***** Entries supplied
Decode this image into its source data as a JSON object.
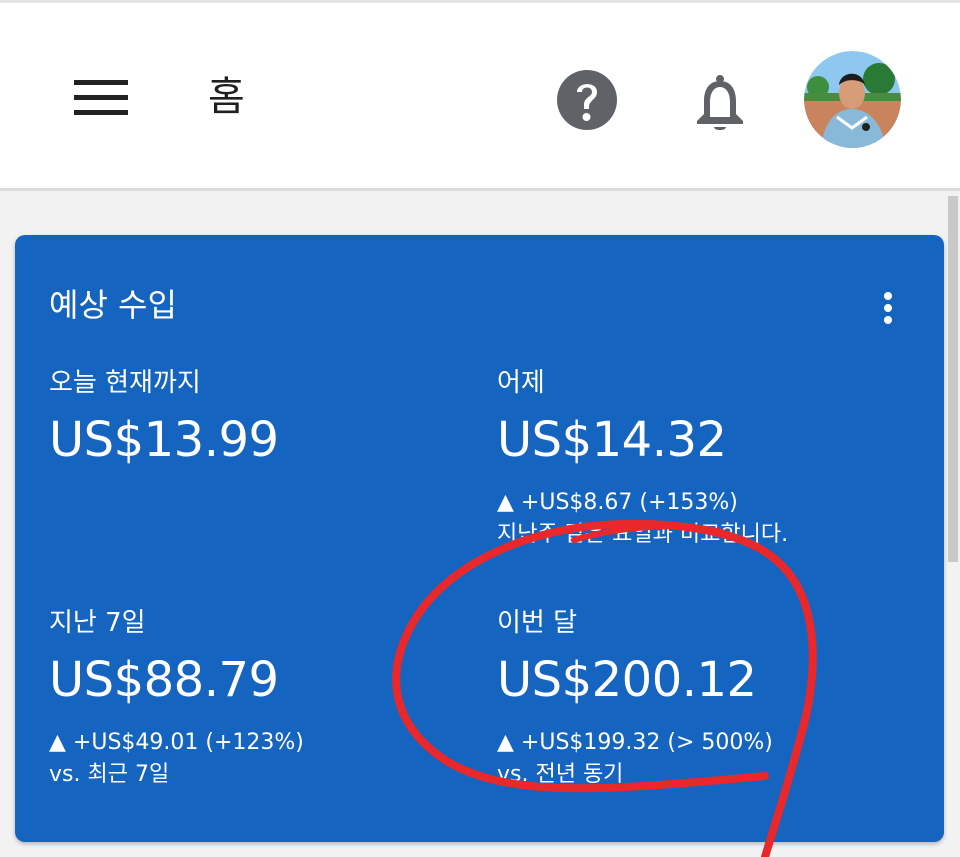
{
  "header": {
    "title": "홈",
    "menu_icon": "hamburger-menu-icon",
    "help_icon": "help-circle-icon",
    "notification_icon": "bell-icon",
    "avatar": "user-avatar"
  },
  "earnings_card": {
    "title": "예상 수입",
    "menu_icon": "more-vertical-icon",
    "accent_color": "#1565c0",
    "metrics": {
      "today": {
        "label": "오늘 현재까지",
        "value": "US$13.99"
      },
      "yesterday": {
        "label": "어제",
        "value": "US$14.32",
        "change": "▲ +US$8.67 (+153%)",
        "comparison": "지난주 같은 요일과 비교합니다."
      },
      "last_7_days": {
        "label": "지난 7일",
        "value": "US$88.79",
        "change": "▲ +US$49.01 (+123%)",
        "comparison": "vs. 최근 7일"
      },
      "this_month": {
        "label": "이번 달",
        "value": "US$200.12",
        "change": "▲ +US$199.32 (> 500%)",
        "comparison": "vs. 전년 동기"
      }
    }
  },
  "annotation": {
    "color": "#e8282b",
    "shape": "hand-drawn circle around this month earnings"
  }
}
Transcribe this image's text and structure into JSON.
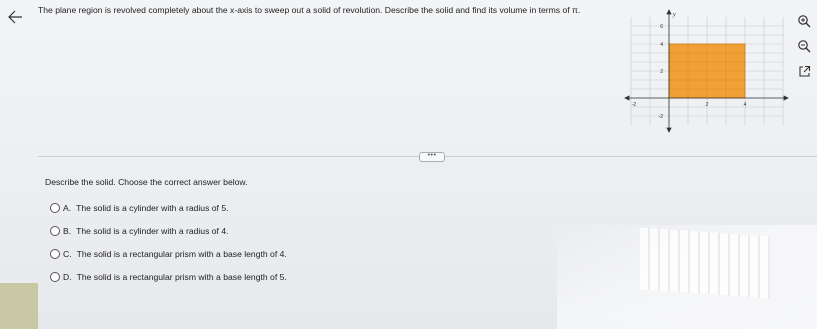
{
  "question": {
    "text": "The plane region is revolved completely about the x-axis to sweep out a solid of revolution. Describe the solid and find its volume in terms of π."
  },
  "graph": {
    "axis_labels": {
      "y": "y"
    },
    "y_ticks": [
      "6",
      "4",
      "2",
      "-2"
    ],
    "x_ticks": [
      "-2",
      "2",
      "4"
    ],
    "region": {
      "x": [
        0,
        4
      ],
      "y": [
        0,
        4
      ]
    },
    "region_color": "#f0a035"
  },
  "tools": {
    "icons": [
      "zoom-in-icon",
      "zoom-out-icon",
      "external-link-icon"
    ]
  },
  "more_handle": {
    "label": "•••"
  },
  "prompt": {
    "text": "Describe the solid. Choose the correct answer below."
  },
  "choices": [
    {
      "letter": "A.",
      "text": "The solid is a cylinder with a radius of 5."
    },
    {
      "letter": "B.",
      "text": "The solid is a cylinder with a radius of 4."
    },
    {
      "letter": "C.",
      "text": "The solid is a rectangular prism with a base length of 4."
    },
    {
      "letter": "D.",
      "text": "The solid is a rectangular prism with a base length of 5."
    }
  ]
}
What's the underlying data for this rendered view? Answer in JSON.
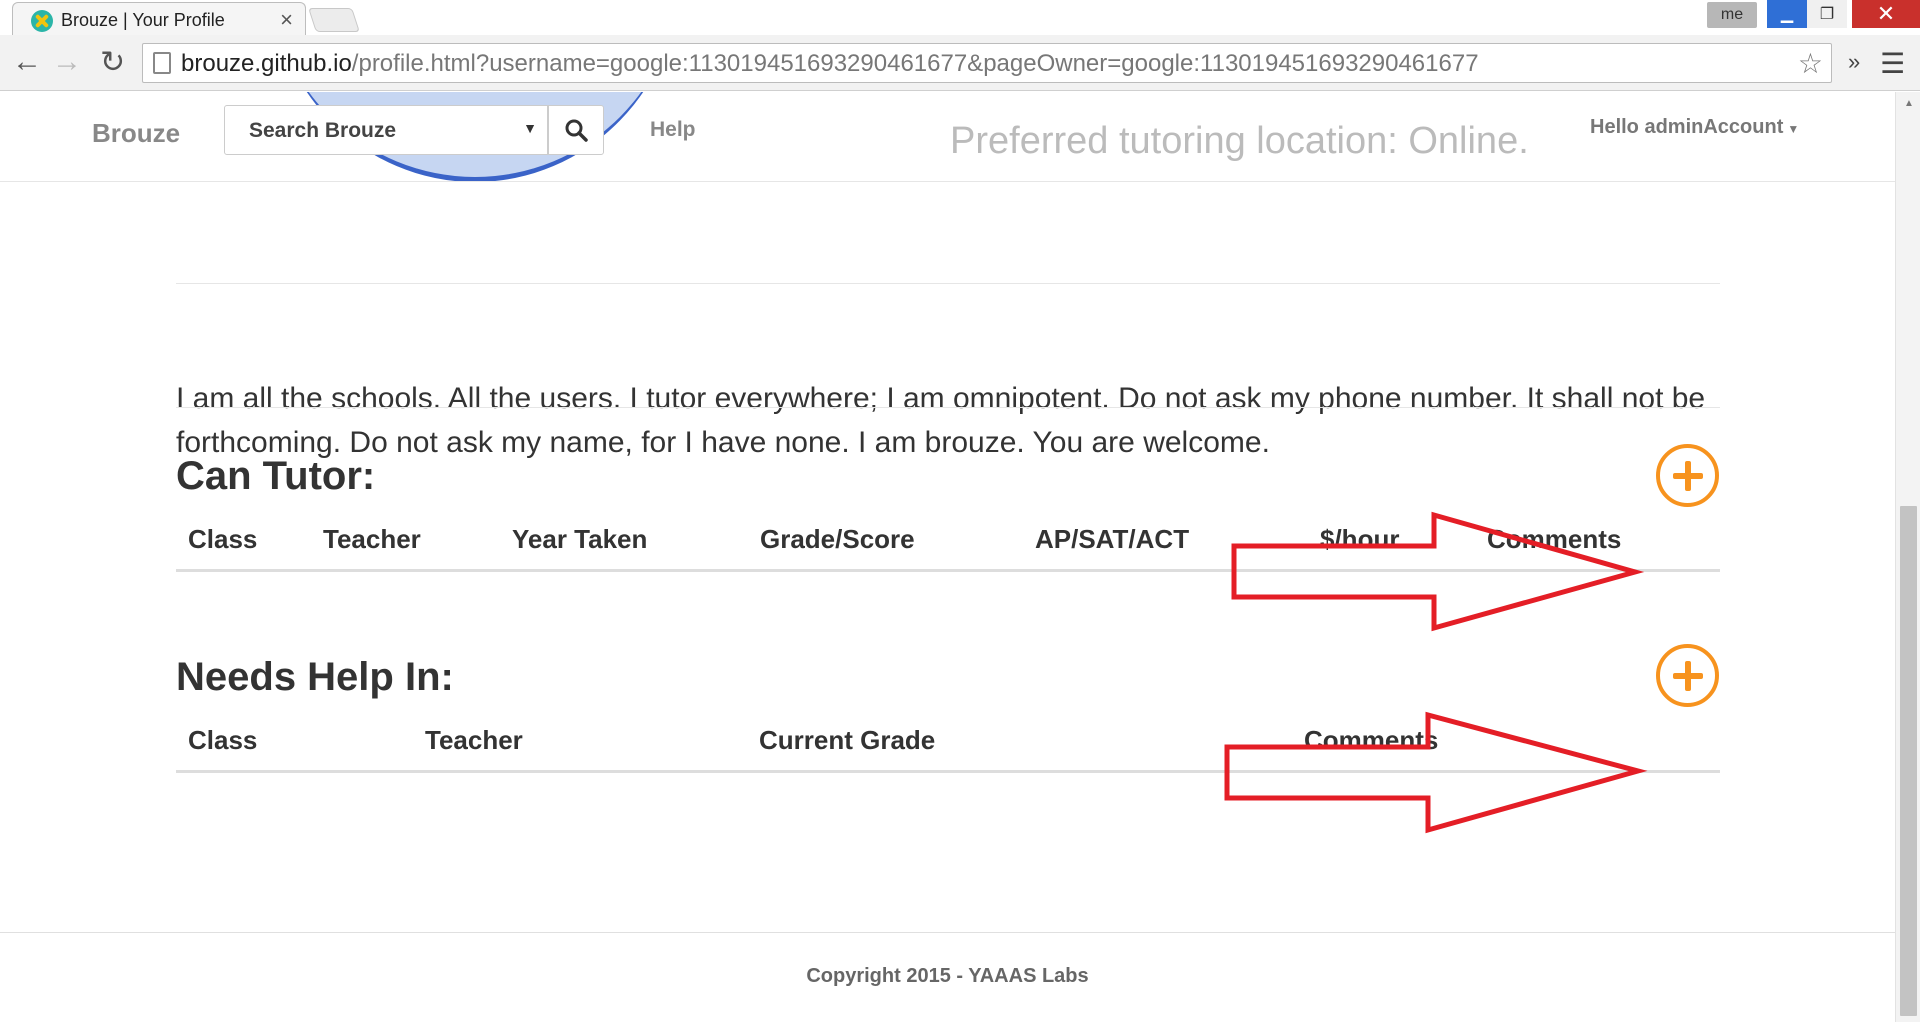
{
  "browser": {
    "tab_title": "Brouze | Your Profile",
    "tab_close": "×",
    "user_button": "me",
    "url_host": "brouze.github.io",
    "url_path": "/profile.html?username=google:113019451693290461677&pageOwner=google:113019451693290461677",
    "extensions_label": "»"
  },
  "navbar": {
    "brand": "Brouze",
    "search_label": "Search Brouze",
    "help": "Help",
    "preferred_location": "Preferred tutoring location: Online.",
    "hello": "Hello adminAccount"
  },
  "bio": "I am all the schools. All the users. I tutor everywhere; I am omnipotent. Do not ask my phone number. It shall not be forthcoming. Do not ask my name, for I have none. I am brouze. You are welcome.",
  "can_tutor": {
    "title": "Can Tutor:",
    "columns": [
      "Class",
      "Teacher",
      "Year Taken",
      "Grade/Score",
      "AP/SAT/ACT",
      "$/hour",
      "Comments"
    ]
  },
  "needs_help": {
    "title": "Needs Help In:",
    "columns": [
      "Class",
      "Teacher",
      "Current Grade",
      "Comments"
    ]
  },
  "footer": {
    "copyright": "Copyright 2015 - YAAAS Labs"
  },
  "colors": {
    "accent_orange": "#f7931e",
    "annotation_red": "#e41e26",
    "window_close": "#c9302c"
  }
}
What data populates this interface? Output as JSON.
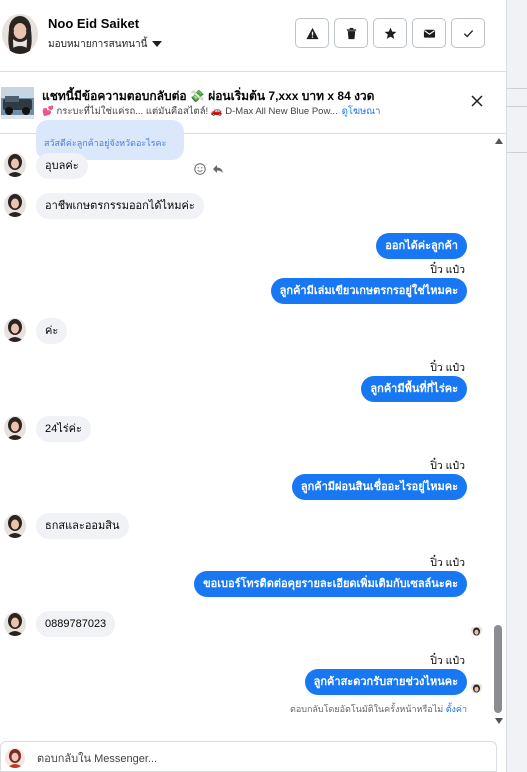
{
  "header": {
    "name": "Noo Eid Saiket",
    "subtitle": "มอบหมายการสนทนานี้",
    "buttons": [
      {
        "icon": "warning-icon"
      },
      {
        "icon": "trash-icon"
      },
      {
        "icon": "star-icon"
      },
      {
        "icon": "mail-icon"
      },
      {
        "icon": "check-icon"
      }
    ]
  },
  "ad": {
    "title": "แชทนี้มีข้อความตอบกลับต่อ 💸 ผ่อนเริ่มต้น 7,xxx บาท x 84 งวด",
    "line": "💕 กระบะที่ไม่ใช่แค่รถ... แต่มันคือสไตล์! 🚗 D-Max All New Blue Pow...",
    "sponsored": "ดูโฆษณา"
  },
  "messages": {
    "quoted": "สวัสดีค่ะลูกค้าอยู่จังหวัดอะไรคะ",
    "in": [
      {
        "text": "อุบลค่ะ"
      },
      {
        "text": "อาชีพเกษตรกรรมออกได้ไหมค่ะ"
      },
      {
        "text": "ค่ะ"
      },
      {
        "text": "24ไร่ค่ะ"
      },
      {
        "text": "ธกสและออมสิน"
      },
      {
        "text": "0889787023"
      }
    ],
    "out": [
      {
        "text": "ออกได้ค่ะลูกค้า"
      },
      {
        "text": "ลูกค้ามีเล่มเขียวเกษตรกรอยู่ใช่ไหมคะ"
      },
      {
        "text": "ลูกค้ามีพื้นที่กี่ไร่คะ"
      },
      {
        "text": "ลูกค้ามีผ่อนสินเชื่ออะไรอยู่ไหมคะ"
      },
      {
        "text": "ขอเบอร์โทรติดต่อคุยรายละเอียดเพิ่มเติมกับเซลล์นะคะ"
      },
      {
        "text": "ลูกค้าสะดวกรับสายช่วงไหนคะ"
      }
    ],
    "sender_label": "ปิ๋ว แป๋ว",
    "auto_note": "ตอบกลับโดยอัตโนมัติในครั้งหน้าหรือไม่",
    "auto_note_link": "ตั้งค่า"
  },
  "composer": {
    "placeholder": "ตอบกลับใน Messenger..."
  },
  "colors": {
    "accent": "#1877f2",
    "incoming_bubble": "#f0f2f5",
    "quoted_bubble": "#dbe7fb"
  }
}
**********
Task directions
Omit the pictures. Transcribe every record exactly.

Written answer
Decode this image into its source data as a JSON object.
{
  "header": {
    "title": "홈",
    "menu_icon": "hamburger-menu-icon",
    "help_icon": "help-circle-icon",
    "notification_icon": "bell-icon",
    "avatar": "user-avatar"
  },
  "earnings_card": {
    "title": "예상 수입",
    "menu_icon": "more-vertical-icon",
    "accent_color": "#1565c0",
    "metrics": {
      "today": {
        "label": "오늘 현재까지",
        "value": "US$13.99"
      },
      "yesterday": {
        "label": "어제",
        "value": "US$14.32",
        "change": "▲ +US$8.67 (+153%)",
        "comparison": "지난주 같은 요일과 비교합니다."
      },
      "last_7_days": {
        "label": "지난 7일",
        "value": "US$88.79",
        "change": "▲ +US$49.01 (+123%)",
        "comparison": "vs. 최근 7일"
      },
      "this_month": {
        "label": "이번 달",
        "value": "US$200.12",
        "change": "▲ +US$199.32 (> 500%)",
        "comparison": "vs. 전년 동기"
      }
    }
  },
  "annotation": {
    "color": "#e8282b",
    "shape": "hand-drawn circle around this month earnings"
  }
}
Transcribe this image's text and structure into JSON.
{
  "question": {
    "text": "The plane region is revolved completely about the x-axis to sweep out a solid of revolution. Describe the solid and find its volume in terms of π."
  },
  "graph": {
    "axis_labels": {
      "y": "y"
    },
    "y_ticks": [
      "6",
      "4",
      "2",
      "-2"
    ],
    "x_ticks": [
      "-2",
      "2",
      "4"
    ],
    "region": {
      "x": [
        0,
        4
      ],
      "y": [
        0,
        4
      ]
    },
    "region_color": "#f0a035"
  },
  "tools": {
    "icons": [
      "zoom-in-icon",
      "zoom-out-icon",
      "external-link-icon"
    ]
  },
  "more_handle": {
    "label": "•••"
  },
  "prompt": {
    "text": "Describe the solid. Choose the correct answer below."
  },
  "choices": [
    {
      "letter": "A.",
      "text": "The solid is a cylinder with a radius of 5."
    },
    {
      "letter": "B.",
      "text": "The solid is a cylinder with a radius of 4."
    },
    {
      "letter": "C.",
      "text": "The solid is a rectangular prism with a base length of 4."
    },
    {
      "letter": "D.",
      "text": "The solid is a rectangular prism with a base length of 5."
    }
  ]
}
What's the underlying data for this rendered view? Answer in JSON.
{
  "browser": {
    "tab_title": "Brouze | Your Profile",
    "tab_close": "×",
    "user_button": "me",
    "url_host": "brouze.github.io",
    "url_path": "/profile.html?username=google:113019451693290461677&pageOwner=google:113019451693290461677",
    "extensions_label": "»"
  },
  "navbar": {
    "brand": "Brouze",
    "search_label": "Search Brouze",
    "help": "Help",
    "preferred_location": "Preferred tutoring location: Online.",
    "hello": "Hello adminAccount"
  },
  "bio": "I am all the schools. All the users. I tutor everywhere; I am omnipotent. Do not ask my phone number. It shall not be forthcoming. Do not ask my name, for I have none. I am brouze. You are welcome.",
  "can_tutor": {
    "title": "Can Tutor:",
    "columns": [
      "Class",
      "Teacher",
      "Year Taken",
      "Grade/Score",
      "AP/SAT/ACT",
      "$/hour",
      "Comments"
    ]
  },
  "needs_help": {
    "title": "Needs Help In:",
    "columns": [
      "Class",
      "Teacher",
      "Current Grade",
      "Comments"
    ]
  },
  "footer": {
    "copyright": "Copyright 2015 - YAAAS Labs"
  },
  "colors": {
    "accent_orange": "#f7931e",
    "annotation_red": "#e41e26",
    "window_close": "#c9302c"
  }
}
What data populates this interface? Output as JSON.
{
  "header": {
    "name": "Noo Eid Saiket",
    "subtitle": "มอบหมายการสนทนานี้",
    "buttons": [
      {
        "icon": "warning-icon"
      },
      {
        "icon": "trash-icon"
      },
      {
        "icon": "star-icon"
      },
      {
        "icon": "mail-icon"
      },
      {
        "icon": "check-icon"
      }
    ]
  },
  "ad": {
    "title": "แชทนี้มีข้อความตอบกลับต่อ 💸 ผ่อนเริ่มต้น 7,xxx บาท x 84 งวด",
    "line": "💕 กระบะที่ไม่ใช่แค่รถ... แต่มันคือสไตล์! 🚗 D-Max All New Blue Pow...",
    "sponsored": "ดูโฆษณา"
  },
  "messages": {
    "quoted": "สวัสดีค่ะลูกค้าอยู่จังหวัดอะไรคะ",
    "in": [
      {
        "text": "อุบลค่ะ"
      },
      {
        "text": "อาชีพเกษตรกรรมออกได้ไหมค่ะ"
      },
      {
        "text": "ค่ะ"
      },
      {
        "text": "24ไร่ค่ะ"
      },
      {
        "text": "ธกสและออมสิน"
      },
      {
        "text": "0889787023"
      }
    ],
    "out": [
      {
        "text": "ออกได้ค่ะลูกค้า"
      },
      {
        "text": "ลูกค้ามีเล่มเขียวเกษตรกรอยู่ใช่ไหมคะ"
      },
      {
        "text": "ลูกค้ามีพื้นที่กี่ไร่คะ"
      },
      {
        "text": "ลูกค้ามีผ่อนสินเชื่ออะไรอยู่ไหมคะ"
      },
      {
        "text": "ขอเบอร์โทรติดต่อคุยรายละเอียดเพิ่มเติมกับเซลล์นะคะ"
      },
      {
        "text": "ลูกค้าสะดวกรับสายช่วงไหนคะ"
      }
    ],
    "sender_label": "ปิ๋ว แป๋ว",
    "auto_note": "ตอบกลับโดยอัตโนมัติในครั้งหน้าหรือไม่",
    "auto_note_link": "ตั้งค่า"
  },
  "composer": {
    "placeholder": "ตอบกลับใน Messenger..."
  },
  "colors": {
    "accent": "#1877f2",
    "incoming_bubble": "#f0f2f5",
    "quoted_bubble": "#dbe7fb"
  }
}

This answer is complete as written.